Only the number is needed: how many lines contain the word "structured"?
Start of Task input
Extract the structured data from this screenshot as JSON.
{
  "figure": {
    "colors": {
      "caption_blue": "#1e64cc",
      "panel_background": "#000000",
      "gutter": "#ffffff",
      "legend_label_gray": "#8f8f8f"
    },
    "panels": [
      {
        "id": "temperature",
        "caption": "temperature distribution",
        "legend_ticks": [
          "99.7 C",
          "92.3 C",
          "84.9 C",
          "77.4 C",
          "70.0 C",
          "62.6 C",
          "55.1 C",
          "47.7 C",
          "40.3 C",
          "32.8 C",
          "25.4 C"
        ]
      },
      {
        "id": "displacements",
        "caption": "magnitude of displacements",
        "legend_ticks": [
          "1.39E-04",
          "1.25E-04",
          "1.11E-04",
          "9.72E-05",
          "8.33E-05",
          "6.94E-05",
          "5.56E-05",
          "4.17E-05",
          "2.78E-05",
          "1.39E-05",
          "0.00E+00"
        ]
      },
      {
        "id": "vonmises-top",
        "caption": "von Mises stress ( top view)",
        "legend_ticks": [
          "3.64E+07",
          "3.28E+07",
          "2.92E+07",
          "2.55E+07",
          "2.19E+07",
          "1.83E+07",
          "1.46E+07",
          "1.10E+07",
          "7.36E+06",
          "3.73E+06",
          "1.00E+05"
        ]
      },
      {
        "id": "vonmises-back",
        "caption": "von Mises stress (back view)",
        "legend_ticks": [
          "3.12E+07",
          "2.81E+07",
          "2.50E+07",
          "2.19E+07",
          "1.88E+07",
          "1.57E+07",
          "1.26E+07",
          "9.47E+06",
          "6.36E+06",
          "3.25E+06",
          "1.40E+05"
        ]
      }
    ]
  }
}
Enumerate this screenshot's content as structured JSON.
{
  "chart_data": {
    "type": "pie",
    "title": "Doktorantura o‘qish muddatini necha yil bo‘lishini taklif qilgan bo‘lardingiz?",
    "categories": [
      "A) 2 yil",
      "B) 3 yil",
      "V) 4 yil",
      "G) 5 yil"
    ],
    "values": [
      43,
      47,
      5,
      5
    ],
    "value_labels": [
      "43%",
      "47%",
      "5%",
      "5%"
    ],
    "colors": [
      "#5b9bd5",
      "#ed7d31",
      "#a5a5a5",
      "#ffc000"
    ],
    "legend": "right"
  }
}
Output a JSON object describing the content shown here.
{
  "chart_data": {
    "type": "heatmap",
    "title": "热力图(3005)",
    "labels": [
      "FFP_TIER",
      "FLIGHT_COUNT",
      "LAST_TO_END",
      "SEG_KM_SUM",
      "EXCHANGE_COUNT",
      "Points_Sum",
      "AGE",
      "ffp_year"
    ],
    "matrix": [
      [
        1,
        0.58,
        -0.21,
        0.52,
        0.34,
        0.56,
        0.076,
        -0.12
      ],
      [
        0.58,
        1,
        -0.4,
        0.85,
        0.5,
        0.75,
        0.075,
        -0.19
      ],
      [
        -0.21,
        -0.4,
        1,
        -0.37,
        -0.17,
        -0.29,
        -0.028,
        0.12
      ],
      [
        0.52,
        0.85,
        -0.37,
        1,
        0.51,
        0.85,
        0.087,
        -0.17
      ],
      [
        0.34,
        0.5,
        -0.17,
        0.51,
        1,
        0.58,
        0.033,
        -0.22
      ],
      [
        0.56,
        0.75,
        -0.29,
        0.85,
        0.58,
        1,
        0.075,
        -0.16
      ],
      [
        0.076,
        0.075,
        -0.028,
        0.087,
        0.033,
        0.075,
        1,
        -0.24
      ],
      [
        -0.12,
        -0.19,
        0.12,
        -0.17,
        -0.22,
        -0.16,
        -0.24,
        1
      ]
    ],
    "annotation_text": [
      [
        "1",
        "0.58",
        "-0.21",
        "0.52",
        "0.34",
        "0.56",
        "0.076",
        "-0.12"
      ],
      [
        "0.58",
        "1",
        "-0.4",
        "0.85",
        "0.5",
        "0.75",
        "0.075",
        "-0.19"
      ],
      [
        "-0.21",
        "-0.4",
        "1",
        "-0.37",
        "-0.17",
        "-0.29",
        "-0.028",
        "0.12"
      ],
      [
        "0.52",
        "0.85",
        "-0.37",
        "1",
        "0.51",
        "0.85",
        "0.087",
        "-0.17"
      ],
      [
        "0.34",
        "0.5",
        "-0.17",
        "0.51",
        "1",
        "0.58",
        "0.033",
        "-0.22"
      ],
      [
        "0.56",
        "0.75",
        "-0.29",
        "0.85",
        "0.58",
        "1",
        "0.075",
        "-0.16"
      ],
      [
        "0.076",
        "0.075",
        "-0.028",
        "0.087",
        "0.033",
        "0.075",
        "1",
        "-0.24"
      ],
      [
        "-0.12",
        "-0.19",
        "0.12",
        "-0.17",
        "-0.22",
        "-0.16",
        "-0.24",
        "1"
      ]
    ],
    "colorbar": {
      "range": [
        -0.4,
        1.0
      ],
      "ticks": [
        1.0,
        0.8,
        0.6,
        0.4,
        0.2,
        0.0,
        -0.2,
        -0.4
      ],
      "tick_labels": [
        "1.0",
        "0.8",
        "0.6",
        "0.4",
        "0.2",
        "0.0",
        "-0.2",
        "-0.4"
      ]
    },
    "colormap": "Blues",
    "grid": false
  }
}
End of Task input
Exercise answer
2